*MATERIAL TO PROCESS*:
--

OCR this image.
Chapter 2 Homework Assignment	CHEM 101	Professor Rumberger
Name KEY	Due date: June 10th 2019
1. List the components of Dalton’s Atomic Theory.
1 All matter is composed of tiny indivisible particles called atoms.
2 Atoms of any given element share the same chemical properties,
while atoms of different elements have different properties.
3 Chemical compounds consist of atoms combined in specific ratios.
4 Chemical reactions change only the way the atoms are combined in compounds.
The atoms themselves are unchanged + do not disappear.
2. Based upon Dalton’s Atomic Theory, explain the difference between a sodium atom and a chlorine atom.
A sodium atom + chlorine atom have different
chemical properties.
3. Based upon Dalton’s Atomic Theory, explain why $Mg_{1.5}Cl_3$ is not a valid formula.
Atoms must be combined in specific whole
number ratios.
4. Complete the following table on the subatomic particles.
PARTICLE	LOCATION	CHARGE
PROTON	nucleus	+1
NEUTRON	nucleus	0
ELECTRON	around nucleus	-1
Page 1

--

*PROBLEM DESCRIPTION*: Copy out each line above, character for character.

*EXPECTED ANSWER*:
OCR this image.
Chapter 2 Homework Assignment	CHEM 101	Professor Rumberger
Name KEY	Due date: June 10th 2019
1. List the components of Dalton’s Atomic Theory.
1 All matter is composed of tiny indivisible particles called atoms.
2 Atoms of any given element share the same chemical properties,
while atoms of different elements have different properties.
3 Chemical compounds consist of atoms combined in specific ratios.
4 Chemical reactions change only the way the atoms are combined in compounds.
The atoms themselves are unchanged + do not disappear.
2. Based upon Dalton’s Atomic Theory, explain the difference between a sodium atom and a chlorine atom.
A sodium atom + chlorine atom have different
chemical properties.
3. Based upon Dalton’s Atomic Theory, explain why $Mg_{1.5}Cl_3$ is not a valid formula.
Atoms must be combined in specific whole
number ratios.
4. Complete the following table on the subatomic particles.
PARTICLE	LOCATION	CHARGE
PROTON	nucleus	+1
NEUTRON	nucleus	0
ELECTRON	around nucleus	-1
Page 1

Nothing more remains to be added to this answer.